Source data:
+===+
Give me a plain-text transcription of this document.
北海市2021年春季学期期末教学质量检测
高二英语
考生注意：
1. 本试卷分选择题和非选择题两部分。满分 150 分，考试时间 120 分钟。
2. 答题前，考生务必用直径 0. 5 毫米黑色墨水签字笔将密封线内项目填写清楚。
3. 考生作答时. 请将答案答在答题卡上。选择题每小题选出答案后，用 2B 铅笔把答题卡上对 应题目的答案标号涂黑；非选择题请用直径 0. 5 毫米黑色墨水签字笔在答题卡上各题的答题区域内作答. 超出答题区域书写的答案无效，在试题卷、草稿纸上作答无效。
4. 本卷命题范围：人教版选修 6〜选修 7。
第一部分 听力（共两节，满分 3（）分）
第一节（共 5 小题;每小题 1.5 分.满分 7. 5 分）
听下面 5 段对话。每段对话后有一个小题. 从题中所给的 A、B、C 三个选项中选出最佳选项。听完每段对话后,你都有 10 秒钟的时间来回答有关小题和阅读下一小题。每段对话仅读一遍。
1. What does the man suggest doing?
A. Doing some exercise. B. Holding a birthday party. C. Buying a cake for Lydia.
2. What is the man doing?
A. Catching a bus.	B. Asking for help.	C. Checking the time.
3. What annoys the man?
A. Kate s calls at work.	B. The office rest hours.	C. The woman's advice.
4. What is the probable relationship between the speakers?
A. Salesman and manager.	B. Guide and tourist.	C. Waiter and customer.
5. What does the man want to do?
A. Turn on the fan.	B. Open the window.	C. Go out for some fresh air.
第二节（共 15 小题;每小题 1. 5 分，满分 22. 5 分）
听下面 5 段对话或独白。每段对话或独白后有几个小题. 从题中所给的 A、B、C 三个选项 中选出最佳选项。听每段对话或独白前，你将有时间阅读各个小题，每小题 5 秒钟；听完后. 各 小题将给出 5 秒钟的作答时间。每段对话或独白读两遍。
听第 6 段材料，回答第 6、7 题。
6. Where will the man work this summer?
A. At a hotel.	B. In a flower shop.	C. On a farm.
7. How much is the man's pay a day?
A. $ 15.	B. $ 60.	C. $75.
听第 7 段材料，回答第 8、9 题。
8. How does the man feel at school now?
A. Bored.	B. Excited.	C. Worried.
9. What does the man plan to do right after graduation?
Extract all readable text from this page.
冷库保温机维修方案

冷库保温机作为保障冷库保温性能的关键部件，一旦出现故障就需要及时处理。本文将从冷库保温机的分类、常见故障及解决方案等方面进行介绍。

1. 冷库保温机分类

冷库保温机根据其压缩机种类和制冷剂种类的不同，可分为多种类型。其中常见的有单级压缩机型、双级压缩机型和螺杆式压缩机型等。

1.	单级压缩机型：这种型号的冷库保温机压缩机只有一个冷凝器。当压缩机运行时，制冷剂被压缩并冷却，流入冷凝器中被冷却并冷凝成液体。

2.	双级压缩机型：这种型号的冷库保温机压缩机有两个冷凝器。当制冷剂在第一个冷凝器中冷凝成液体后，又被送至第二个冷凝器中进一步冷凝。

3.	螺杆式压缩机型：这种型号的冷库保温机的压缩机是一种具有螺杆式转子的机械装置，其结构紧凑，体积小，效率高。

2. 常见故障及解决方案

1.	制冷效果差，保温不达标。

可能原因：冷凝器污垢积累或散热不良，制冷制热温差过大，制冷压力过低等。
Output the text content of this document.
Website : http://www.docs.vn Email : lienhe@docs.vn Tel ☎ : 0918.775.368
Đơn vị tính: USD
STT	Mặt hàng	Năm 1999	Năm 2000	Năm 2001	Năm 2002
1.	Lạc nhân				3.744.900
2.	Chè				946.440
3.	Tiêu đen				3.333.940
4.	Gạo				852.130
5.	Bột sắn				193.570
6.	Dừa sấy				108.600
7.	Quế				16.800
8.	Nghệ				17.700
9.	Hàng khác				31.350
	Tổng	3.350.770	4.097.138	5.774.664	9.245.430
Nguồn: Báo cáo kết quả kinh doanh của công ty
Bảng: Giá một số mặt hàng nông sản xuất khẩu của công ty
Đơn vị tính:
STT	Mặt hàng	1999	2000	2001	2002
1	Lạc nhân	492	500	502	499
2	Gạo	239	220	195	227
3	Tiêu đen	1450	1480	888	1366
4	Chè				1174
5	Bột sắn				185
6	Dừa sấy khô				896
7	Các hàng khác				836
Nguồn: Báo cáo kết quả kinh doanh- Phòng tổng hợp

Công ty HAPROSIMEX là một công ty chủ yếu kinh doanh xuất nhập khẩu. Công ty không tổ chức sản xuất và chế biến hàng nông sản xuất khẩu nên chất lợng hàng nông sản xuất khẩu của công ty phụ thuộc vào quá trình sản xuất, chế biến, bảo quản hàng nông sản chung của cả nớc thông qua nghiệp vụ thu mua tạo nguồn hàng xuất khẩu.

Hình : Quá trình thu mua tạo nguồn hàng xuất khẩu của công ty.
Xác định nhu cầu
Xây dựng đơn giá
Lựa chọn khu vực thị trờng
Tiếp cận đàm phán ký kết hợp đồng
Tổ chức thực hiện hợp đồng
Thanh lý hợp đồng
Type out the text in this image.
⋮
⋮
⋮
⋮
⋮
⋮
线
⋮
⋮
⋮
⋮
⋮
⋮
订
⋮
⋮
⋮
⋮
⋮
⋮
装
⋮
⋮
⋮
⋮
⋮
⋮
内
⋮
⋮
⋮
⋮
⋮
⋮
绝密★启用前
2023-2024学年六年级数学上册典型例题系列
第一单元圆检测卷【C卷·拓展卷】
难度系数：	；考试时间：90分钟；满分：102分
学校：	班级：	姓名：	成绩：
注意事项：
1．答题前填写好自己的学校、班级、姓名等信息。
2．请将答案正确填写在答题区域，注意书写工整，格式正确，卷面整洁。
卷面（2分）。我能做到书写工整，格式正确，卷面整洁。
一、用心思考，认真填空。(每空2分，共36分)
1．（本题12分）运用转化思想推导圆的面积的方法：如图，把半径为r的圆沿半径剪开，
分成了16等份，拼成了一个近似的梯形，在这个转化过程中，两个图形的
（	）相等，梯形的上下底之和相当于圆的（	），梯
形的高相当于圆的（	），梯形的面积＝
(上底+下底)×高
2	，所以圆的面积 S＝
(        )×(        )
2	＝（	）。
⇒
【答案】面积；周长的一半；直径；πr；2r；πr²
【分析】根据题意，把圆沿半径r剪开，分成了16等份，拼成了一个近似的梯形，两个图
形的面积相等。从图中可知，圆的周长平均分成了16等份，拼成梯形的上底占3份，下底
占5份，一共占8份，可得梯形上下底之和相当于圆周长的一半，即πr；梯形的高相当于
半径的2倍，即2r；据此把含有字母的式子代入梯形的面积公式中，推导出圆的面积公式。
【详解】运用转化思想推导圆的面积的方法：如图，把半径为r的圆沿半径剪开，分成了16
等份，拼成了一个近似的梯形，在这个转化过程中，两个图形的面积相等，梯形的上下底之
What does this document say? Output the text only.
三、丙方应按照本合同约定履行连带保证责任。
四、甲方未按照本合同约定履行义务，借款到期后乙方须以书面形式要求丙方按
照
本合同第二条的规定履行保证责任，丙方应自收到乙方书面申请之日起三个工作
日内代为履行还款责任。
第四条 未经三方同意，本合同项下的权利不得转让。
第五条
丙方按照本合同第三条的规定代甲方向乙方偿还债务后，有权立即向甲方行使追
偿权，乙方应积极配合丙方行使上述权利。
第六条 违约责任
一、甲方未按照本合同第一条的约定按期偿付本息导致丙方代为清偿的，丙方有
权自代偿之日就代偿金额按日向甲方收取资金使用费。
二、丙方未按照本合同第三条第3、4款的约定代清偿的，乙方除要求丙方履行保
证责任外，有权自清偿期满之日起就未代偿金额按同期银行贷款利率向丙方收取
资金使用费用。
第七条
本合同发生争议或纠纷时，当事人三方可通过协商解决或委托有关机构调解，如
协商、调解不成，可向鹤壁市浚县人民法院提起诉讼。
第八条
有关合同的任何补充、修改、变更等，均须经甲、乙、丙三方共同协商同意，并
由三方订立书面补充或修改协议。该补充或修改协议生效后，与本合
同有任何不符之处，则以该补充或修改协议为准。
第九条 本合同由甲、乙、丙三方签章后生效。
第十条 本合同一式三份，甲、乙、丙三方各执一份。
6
+===+
Instructions to follow: Gather from the entries above all lines that include the string "Tiêu".

Expected answer:
3.	Tiêu đen				3.333.940
3	Tiêu đen	1450	1480	888	1366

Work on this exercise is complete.